Given problem
Output the data that follows exactly, line for line.
** Begin **
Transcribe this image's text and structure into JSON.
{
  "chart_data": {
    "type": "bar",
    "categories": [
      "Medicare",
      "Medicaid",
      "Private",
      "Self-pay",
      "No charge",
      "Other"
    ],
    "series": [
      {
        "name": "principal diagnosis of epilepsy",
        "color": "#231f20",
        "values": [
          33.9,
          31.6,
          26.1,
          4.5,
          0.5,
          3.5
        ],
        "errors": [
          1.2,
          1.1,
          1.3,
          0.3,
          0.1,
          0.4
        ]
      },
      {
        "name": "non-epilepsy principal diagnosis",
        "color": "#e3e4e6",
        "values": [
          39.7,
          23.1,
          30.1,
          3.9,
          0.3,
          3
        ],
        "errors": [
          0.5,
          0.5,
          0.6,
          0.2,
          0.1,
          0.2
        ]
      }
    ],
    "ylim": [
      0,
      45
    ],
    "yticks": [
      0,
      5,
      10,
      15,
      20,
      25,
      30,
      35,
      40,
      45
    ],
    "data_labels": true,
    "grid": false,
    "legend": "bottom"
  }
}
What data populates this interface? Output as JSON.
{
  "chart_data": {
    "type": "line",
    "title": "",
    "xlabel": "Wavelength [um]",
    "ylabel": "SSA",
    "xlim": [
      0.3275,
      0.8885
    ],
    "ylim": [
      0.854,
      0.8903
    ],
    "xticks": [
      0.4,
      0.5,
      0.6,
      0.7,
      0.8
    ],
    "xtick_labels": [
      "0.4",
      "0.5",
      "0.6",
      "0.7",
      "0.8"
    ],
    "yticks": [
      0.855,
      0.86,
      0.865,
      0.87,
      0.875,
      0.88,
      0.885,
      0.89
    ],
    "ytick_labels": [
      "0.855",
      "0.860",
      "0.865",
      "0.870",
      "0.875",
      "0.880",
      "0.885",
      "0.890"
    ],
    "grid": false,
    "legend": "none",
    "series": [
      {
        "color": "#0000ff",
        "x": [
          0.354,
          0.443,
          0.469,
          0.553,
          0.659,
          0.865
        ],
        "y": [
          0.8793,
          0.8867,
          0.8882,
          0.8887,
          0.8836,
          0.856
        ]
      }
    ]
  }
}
** End **
Final result
Transcribe this image's text and structure into JSON.
{
  "chart_data": {
    "type": "bar",
    "categories": [
      "Medicare",
      "Medicaid",
      "Private",
      "Self-pay",
      "No charge",
      "Other"
    ],
    "series": [
      {
        "name": "principal diagnosis of epilepsy",
        "color": "#231f20",
        "values": [
          33.9,
          31.6,
          26.1,
          4.5,
          0.5,
          3.5
        ],
        "errors": [
          1.2,
          1.1,
          1.3,
          0.3,
          0.1,
          0.4
        ]
      },
      {
        "name": "non-epilepsy principal diagnosis",
        "color": "#e3e4e6",
        "values": [
          39.7,
          23.1,
          30.1,
          3.9,
          0.3,
          3
        ],
        "errors": [
          0.5,
          0.5,
          0.6,
          0.2,
          0.1,
          0.2
        ]
      }
    ],
    "ylim": [
      0,
      45
    ],
    "yticks": [
      0,
      5,
      10,
      15,
      20,
      25,
      30,
      35,
      40,
      45
    ],
    "data_labels": true,
    "grid": false,
    "legend": "bottom"
  }
}
What data populates this interface? Output as JSON.
{
  "chart_data": {
    "type": "line",
    "title": "",
    "xlabel": "Wavelength [um]",
    "ylabel": "SSA",
    "xlim": [
      0.3275,
      0.8885
    ],
    "ylim": [
      0.854,
      0.8903
    ],
    "xticks": [
      0.4,
      0.5,
      0.6,
      0.7,
      0.8
    ],
    "xtick_labels": [
      "0.4",
      "0.5",
      "0.6",
      "0.7",
      "0.8"
    ],
    "yticks": [
      0.855,
      0.86,
      0.865,
      0.87,
      0.875,
      0.88,
      0.885,
      0.89
    ],
    "ytick_labels": [
      "0.855",
      "0.860",
      "0.865",
      "0.870",
      "0.875",
      "0.880",
      "0.885",
      "0.890"
    ],
    "grid": false,
    "legend": "none",
    "series": [
      {
        "color": "#0000ff",
        "x": [
          0.354,
          0.443,
          0.469,
          0.553,
          0.659,
          0.865
        ],
        "y": [
          0.8793,
          0.8867,
          0.8882,
          0.8887,
          0.8836,
          0.856
        ]
      }
    ]
  }
}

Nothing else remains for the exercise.